* _EXERCISE_
Check each line of the entries below for the string "JSON"; copy every line where it appears.

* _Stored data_
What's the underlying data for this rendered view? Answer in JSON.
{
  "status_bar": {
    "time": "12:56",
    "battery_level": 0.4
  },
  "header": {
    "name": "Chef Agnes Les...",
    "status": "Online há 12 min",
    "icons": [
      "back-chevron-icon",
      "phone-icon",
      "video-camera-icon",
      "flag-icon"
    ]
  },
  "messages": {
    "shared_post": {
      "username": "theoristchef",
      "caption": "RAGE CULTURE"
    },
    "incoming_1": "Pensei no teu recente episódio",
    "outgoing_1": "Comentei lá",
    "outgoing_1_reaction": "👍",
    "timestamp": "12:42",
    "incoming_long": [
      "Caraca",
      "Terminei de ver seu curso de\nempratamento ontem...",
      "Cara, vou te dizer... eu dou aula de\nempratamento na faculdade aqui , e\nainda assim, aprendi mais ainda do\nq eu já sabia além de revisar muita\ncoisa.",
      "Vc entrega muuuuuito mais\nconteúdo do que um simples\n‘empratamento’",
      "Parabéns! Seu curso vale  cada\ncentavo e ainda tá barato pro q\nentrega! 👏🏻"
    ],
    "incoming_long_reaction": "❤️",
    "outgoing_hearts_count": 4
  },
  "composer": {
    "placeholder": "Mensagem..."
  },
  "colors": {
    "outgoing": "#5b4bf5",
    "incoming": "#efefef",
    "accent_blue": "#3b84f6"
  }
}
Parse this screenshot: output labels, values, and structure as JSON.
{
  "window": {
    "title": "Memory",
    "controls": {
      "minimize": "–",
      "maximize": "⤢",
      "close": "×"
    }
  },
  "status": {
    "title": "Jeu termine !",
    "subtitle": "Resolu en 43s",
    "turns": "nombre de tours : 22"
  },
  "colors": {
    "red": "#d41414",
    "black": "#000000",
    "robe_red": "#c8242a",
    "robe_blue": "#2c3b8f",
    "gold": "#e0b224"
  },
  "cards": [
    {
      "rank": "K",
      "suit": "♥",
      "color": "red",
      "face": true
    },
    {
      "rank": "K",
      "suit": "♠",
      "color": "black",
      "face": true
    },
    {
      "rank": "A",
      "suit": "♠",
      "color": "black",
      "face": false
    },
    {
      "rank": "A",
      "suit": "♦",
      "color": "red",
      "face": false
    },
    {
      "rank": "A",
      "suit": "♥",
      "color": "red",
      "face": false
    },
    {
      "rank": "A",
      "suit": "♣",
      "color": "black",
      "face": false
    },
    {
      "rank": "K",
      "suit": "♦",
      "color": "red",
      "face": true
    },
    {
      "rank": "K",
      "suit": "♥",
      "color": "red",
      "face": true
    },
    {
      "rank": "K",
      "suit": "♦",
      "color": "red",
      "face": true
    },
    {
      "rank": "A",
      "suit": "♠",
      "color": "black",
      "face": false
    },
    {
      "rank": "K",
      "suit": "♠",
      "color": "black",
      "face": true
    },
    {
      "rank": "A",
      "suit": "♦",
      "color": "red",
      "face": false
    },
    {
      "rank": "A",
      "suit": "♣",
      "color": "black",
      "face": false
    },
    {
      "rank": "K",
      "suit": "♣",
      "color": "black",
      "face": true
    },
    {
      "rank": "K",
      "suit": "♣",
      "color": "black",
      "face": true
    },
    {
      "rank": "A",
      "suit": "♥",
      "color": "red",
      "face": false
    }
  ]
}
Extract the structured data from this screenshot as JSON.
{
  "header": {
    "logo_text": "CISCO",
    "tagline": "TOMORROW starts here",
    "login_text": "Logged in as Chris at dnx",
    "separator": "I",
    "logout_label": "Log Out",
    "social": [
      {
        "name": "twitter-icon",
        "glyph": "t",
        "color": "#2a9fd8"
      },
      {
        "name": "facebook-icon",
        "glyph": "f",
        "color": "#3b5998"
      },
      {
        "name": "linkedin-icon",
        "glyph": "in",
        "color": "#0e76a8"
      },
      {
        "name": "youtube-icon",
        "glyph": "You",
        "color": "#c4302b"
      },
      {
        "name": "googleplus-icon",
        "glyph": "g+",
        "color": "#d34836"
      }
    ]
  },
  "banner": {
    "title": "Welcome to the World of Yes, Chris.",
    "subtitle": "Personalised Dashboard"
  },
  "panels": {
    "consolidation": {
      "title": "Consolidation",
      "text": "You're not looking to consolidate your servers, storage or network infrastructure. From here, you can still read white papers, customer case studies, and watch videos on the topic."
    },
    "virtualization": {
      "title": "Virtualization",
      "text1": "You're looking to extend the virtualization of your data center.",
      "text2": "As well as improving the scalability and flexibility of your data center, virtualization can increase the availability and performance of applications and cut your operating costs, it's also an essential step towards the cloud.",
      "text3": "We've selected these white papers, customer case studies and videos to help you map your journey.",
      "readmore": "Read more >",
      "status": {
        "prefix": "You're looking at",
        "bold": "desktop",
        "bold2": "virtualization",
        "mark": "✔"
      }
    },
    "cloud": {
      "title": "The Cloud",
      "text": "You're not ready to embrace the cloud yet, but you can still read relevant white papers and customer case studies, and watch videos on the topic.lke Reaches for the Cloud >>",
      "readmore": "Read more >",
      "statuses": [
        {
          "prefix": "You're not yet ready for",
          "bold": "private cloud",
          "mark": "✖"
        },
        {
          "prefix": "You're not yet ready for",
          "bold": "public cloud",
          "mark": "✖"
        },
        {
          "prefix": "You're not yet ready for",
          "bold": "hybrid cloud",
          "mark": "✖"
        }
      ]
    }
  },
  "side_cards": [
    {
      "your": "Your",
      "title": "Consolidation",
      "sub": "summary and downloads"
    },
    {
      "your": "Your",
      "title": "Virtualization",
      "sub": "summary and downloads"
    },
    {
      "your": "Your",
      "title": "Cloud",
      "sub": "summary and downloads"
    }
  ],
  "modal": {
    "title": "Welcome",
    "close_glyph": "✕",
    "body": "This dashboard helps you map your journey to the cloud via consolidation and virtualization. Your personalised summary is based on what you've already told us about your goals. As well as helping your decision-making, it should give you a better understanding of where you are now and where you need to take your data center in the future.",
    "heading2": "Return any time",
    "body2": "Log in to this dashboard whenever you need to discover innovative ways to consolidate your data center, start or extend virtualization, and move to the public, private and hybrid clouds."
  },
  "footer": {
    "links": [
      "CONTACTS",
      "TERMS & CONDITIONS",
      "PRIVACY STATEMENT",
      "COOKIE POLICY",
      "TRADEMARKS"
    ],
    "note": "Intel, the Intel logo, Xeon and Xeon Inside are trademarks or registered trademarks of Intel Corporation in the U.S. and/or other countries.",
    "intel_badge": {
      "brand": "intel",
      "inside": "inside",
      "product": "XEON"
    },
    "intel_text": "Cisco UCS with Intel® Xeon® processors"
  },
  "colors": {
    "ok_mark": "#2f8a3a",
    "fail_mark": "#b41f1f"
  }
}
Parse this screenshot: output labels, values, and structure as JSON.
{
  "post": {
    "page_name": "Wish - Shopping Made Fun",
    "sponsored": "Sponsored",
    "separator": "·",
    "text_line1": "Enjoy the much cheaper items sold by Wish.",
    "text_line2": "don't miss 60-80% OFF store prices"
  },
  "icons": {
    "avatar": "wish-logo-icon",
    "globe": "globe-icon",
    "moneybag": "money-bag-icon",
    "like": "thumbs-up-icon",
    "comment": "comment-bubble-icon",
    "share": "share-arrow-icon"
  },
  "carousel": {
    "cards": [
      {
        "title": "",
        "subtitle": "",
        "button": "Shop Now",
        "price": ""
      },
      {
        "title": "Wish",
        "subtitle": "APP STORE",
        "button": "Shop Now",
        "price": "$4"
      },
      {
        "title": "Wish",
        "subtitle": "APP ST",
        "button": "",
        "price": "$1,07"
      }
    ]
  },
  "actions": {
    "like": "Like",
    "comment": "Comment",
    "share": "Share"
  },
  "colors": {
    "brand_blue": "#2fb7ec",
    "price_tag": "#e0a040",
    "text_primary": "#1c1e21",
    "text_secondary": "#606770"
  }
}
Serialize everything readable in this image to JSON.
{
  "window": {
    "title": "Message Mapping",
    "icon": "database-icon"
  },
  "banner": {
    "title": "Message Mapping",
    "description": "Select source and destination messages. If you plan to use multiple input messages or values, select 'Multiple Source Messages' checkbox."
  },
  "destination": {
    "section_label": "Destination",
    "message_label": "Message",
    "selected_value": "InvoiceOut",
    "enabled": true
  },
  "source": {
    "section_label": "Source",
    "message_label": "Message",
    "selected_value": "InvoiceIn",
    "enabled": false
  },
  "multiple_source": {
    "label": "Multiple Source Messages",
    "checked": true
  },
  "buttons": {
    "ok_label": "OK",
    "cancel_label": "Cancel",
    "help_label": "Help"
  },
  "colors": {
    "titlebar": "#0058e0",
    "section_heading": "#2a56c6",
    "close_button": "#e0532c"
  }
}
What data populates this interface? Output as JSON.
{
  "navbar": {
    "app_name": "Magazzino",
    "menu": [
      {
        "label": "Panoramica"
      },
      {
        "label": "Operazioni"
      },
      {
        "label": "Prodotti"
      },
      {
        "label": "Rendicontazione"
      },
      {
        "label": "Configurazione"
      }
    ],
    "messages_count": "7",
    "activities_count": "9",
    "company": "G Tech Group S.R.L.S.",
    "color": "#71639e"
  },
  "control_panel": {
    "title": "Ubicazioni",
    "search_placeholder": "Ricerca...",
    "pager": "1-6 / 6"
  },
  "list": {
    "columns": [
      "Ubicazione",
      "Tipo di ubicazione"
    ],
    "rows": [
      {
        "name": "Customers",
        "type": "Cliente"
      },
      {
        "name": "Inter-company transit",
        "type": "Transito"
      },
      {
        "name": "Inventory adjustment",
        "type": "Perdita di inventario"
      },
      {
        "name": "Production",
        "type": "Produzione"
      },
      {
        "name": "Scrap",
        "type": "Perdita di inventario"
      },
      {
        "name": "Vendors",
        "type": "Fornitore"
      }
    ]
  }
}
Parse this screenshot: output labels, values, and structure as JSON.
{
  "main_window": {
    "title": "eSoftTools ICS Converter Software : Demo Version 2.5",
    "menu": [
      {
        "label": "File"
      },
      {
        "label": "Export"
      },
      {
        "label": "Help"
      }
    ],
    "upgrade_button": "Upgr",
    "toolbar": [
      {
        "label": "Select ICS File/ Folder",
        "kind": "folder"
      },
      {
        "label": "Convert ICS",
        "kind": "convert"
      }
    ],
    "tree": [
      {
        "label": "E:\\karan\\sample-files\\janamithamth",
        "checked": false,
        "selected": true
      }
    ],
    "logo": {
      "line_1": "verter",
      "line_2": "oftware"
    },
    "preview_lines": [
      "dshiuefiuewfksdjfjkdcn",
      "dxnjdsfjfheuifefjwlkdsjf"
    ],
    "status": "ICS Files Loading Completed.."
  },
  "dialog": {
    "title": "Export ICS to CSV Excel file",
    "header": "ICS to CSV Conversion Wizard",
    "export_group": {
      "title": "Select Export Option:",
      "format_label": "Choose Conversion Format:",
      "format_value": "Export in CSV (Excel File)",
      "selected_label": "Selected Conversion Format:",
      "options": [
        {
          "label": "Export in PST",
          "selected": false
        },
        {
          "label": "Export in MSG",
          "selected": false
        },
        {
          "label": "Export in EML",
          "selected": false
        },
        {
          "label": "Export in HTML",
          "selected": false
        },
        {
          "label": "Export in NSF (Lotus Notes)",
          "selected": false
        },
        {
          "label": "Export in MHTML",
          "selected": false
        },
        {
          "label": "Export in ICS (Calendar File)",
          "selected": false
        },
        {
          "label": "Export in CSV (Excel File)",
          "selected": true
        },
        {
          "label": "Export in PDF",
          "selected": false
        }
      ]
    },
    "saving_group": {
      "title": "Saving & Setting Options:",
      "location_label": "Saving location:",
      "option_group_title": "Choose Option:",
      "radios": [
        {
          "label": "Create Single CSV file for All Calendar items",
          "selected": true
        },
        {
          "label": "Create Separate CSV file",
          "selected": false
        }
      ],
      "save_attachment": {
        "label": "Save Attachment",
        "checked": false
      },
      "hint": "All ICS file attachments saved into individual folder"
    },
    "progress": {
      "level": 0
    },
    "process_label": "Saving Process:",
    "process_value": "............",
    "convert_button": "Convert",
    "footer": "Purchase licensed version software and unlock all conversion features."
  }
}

* _TASK OUTPUT_
What's the underlying data for this rendered view? Answer in JSON.
Parse this screenshot: output labels, values, and structure as JSON.
Extract the structured data from this screenshot as JSON.
Parse this screenshot: output labels, values, and structure as JSON.
Serialize everything readable in this image to JSON.
What data populates this interface? Output as JSON.
Parse this screenshot: output labels, values, and structure as JSON.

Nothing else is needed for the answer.